Requirements
All entries below are to be set down again, identical to the source.

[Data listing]
● ● ● ● ● ● ●
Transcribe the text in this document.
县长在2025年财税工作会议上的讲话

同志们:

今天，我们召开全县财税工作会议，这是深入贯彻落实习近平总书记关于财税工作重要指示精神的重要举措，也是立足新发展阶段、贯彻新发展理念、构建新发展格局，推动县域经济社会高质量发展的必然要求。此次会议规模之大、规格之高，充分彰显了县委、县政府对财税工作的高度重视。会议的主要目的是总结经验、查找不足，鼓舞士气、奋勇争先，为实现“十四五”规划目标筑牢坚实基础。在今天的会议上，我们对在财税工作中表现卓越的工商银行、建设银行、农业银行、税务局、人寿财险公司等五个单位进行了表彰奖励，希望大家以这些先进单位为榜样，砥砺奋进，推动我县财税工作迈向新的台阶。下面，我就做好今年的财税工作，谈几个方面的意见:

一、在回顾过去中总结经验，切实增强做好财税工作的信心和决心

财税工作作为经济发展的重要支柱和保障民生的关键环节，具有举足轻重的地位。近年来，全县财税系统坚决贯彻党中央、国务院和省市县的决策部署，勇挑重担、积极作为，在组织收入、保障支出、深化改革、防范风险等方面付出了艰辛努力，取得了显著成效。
● ● ● ● ● ● ●
Solution to the problem
Transcribe the text in this document.
县长在2025年财税工作会议上的讲话

同志们:

今天，我们召开全县财税工作会议，这是深入贯彻落实习近平总书记关于财税工作重要指示精神的重要举措，也是立足新发展阶段、贯彻新发展理念、构建新发展格局，推动县域经济社会高质量发展的必然要求。此次会议规模之大、规格之高，充分彰显了县委、县政府对财税工作的高度重视。会议的主要目的是总结经验、查找不足，鼓舞士气、奋勇争先，为实现“十四五”规划目标筑牢坚实基础。在今天的会议上，我们对在财税工作中表现卓越的工商银行、建设银行、农业银行、税务局、人寿财险公司等五个单位进行了表彰奖励，希望大家以这些先进单位为榜样，砥砺奋进，推动我县财税工作迈向新的台阶。下面，我就做好今年的财税工作，谈几个方面的意见:

一、在回顾过去中总结经验，切实增强做好财税工作的信心和决心

财税工作作为经济发展的重要支柱和保障民生的关键环节，具有举足轻重的地位。近年来，全县财税系统坚决贯彻党中央、国务院和省市县的决策部署，勇挑重担、积极作为，在组织收入、保障支出、深化改革、防范风险等方面付出了艰辛努力，取得了显著成效。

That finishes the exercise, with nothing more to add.